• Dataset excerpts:
╭──
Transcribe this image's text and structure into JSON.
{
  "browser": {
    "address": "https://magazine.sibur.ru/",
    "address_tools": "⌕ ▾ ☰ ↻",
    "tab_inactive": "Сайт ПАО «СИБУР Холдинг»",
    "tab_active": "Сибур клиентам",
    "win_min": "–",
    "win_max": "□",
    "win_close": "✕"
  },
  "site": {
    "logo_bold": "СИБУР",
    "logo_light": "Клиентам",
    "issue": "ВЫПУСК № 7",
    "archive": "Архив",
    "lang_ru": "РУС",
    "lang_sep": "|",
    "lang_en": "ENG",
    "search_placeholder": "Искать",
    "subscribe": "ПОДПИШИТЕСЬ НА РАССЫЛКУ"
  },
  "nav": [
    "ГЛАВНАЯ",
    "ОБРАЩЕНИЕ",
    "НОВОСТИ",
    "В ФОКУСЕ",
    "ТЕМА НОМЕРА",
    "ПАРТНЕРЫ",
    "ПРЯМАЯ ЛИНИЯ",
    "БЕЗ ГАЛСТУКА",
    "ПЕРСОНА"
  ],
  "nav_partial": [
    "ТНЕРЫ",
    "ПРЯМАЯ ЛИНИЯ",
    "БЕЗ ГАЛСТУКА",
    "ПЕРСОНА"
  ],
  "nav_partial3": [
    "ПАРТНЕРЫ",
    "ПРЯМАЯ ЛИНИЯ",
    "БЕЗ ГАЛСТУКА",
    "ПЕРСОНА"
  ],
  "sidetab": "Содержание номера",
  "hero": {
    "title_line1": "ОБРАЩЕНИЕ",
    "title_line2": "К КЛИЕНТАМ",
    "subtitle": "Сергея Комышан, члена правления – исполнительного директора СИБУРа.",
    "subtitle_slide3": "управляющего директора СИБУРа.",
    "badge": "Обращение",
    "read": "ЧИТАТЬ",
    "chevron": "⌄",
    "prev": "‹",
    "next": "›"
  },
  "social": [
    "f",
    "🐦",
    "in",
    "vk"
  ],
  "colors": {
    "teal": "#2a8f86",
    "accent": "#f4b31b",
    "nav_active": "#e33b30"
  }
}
╰──
• GIVEN PROBLEM:
Copy all of the material word for word.

• SOLUTION TO THIS PROBLEM:
Transcribe this image's text and structure into JSON.
{
  "browser": {
    "address": "https://magazine.sibur.ru/",
    "address_tools": "⌕ ▾ ☰ ↻",
    "tab_inactive": "Сайт ПАО «СИБУР Холдинг»",
    "tab_active": "Сибур клиентам",
    "win_min": "–",
    "win_max": "□",
    "win_close": "✕"
  },
  "site": {
    "logo_bold": "СИБУР",
    "logo_light": "Клиентам",
    "issue": "ВЫПУСК № 7",
    "archive": "Архив",
    "lang_ru": "РУС",
    "lang_sep": "|",
    "lang_en": "ENG",
    "search_placeholder": "Искать",
    "subscribe": "ПОДПИШИТЕСЬ НА РАССЫЛКУ"
  },
  "nav": [
    "ГЛАВНАЯ",
    "ОБРАЩЕНИЕ",
    "НОВОСТИ",
    "В ФОКУСЕ",
    "ТЕМА НОМЕРА",
    "ПАРТНЕРЫ",
    "ПРЯМАЯ ЛИНИЯ",
    "БЕЗ ГАЛСТУКА",
    "ПЕРСОНА"
  ],
  "nav_partial": [
    "ТНЕРЫ",
    "ПРЯМАЯ ЛИНИЯ",
    "БЕЗ ГАЛСТУКА",
    "ПЕРСОНА"
  ],
  "nav_partial3": [
    "ПАРТНЕРЫ",
    "ПРЯМАЯ ЛИНИЯ",
    "БЕЗ ГАЛСТУКА",
    "ПЕРСОНА"
  ],
  "sidetab": "Содержание номера",
  "hero": {
    "title_line1": "ОБРАЩЕНИЕ",
    "title_line2": "К КЛИЕНТАМ",
    "subtitle": "Сергея Комышан, члена правления – исполнительного директора СИБУРа.",
    "subtitle_slide3": "управляющего директора СИБУРа.",
    "badge": "Обращение",
    "read": "ЧИТАТЬ",
    "chevron": "⌄",
    "prev": "‹",
    "next": "›"
  },
  "social": [
    "f",
    "🐦",
    "in",
    "vk"
  ],
  "colors": {
    "teal": "#2a8f86",
    "accent": "#f4b31b",
    "nav_active": "#e33b30"
  }
}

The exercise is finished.